▶ AIM:
Write every entry out again exactly, please, and skip the pictures.
— Start of RECORDS FOR THE TASK —
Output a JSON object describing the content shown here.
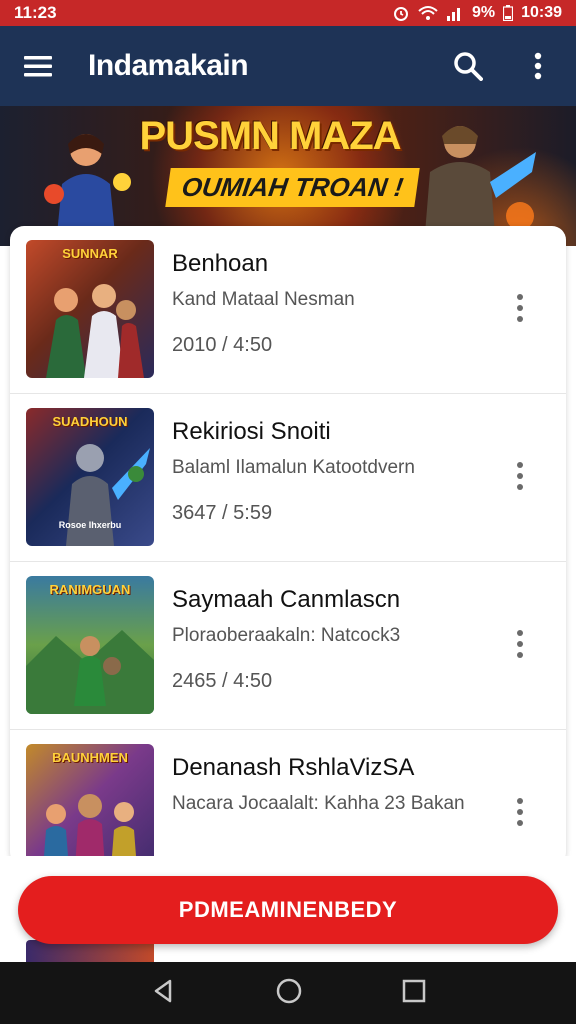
{
  "status_bar": {
    "time_left": "11:23",
    "battery": "9%",
    "time_right": "10:39"
  },
  "app_bar": {
    "title": "Indamakain"
  },
  "banner": {
    "title": "PUSMN MAZA",
    "subtitle": "OUMIAH TROAN !"
  },
  "list": [
    {
      "title": "Benhoan",
      "subtitle": "Kand Mataal Nesman",
      "time": "2010 / 4:50",
      "thumb_title": "SUNNAR",
      "thumb_colors": [
        "#6a2a1a",
        "#c24a2a",
        "#2a2a5a"
      ]
    },
    {
      "title": "Rekiriosi Snoiti",
      "subtitle": "Balaml Ilamalun Katootdvern",
      "time": "3647 / 5:59",
      "thumb_title": "SUADHOUN",
      "thumb_sub": "Rosoe Ihxerbu",
      "thumb_colors": [
        "#1a2a5a",
        "#3a4a8a",
        "#8a2a2a"
      ]
    },
    {
      "title": "Saymaah Canmlascn",
      "subtitle": "Ploraoberaakaln: Natcock3",
      "time": "2465 / 4:50",
      "thumb_title": "RANIMGUAN",
      "thumb_colors": [
        "#2a6a3a",
        "#6aa04a",
        "#3a7aa0"
      ]
    },
    {
      "title": "Denanash RshlaVizSA",
      "subtitle": "Nacara Jocaalalt: Kahha 23 Bakan",
      "time": "",
      "thumb_title": "BAUNHMEN",
      "thumb_colors": [
        "#3a2a6a",
        "#7a3a8a",
        "#c28a2a"
      ]
    }
  ],
  "cta": {
    "label": "PDMEAMINENBEDY"
  }
}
— End of RECORDS FOR THE TASK —
▶ EXERCISE RESULT:
Output a JSON object describing the content shown here.
{
  "status_bar": {
    "time_left": "11:23",
    "battery": "9%",
    "time_right": "10:39"
  },
  "app_bar": {
    "title": "Indamakain"
  },
  "banner": {
    "title": "PUSMN MAZA",
    "subtitle": "OUMIAH TROAN !"
  },
  "list": [
    {
      "title": "Benhoan",
      "subtitle": "Kand Mataal Nesman",
      "time": "2010 / 4:50",
      "thumb_title": "SUNNAR",
      "thumb_colors": [
        "#6a2a1a",
        "#c24a2a",
        "#2a2a5a"
      ]
    },
    {
      "title": "Rekiriosi Snoiti",
      "subtitle": "Balaml Ilamalun Katootdvern",
      "time": "3647 / 5:59",
      "thumb_title": "SUADHOUN",
      "thumb_sub": "Rosoe Ihxerbu",
      "thumb_colors": [
        "#1a2a5a",
        "#3a4a8a",
        "#8a2a2a"
      ]
    },
    {
      "title": "Saymaah Canmlascn",
      "subtitle": "Ploraoberaakaln: Natcock3",
      "time": "2465 / 4:50",
      "thumb_title": "RANIMGUAN",
      "thumb_colors": [
        "#2a6a3a",
        "#6aa04a",
        "#3a7aa0"
      ]
    },
    {
      "title": "Denanash RshlaVizSA",
      "subtitle": "Nacara Jocaalalt: Kahha 23 Bakan",
      "time": "",
      "thumb_title": "BAUNHMEN",
      "thumb_colors": [
        "#3a2a6a",
        "#7a3a8a",
        "#c28a2a"
      ]
    }
  ],
  "cta": {
    "label": "PDMEAMINENBEDY"
  }
}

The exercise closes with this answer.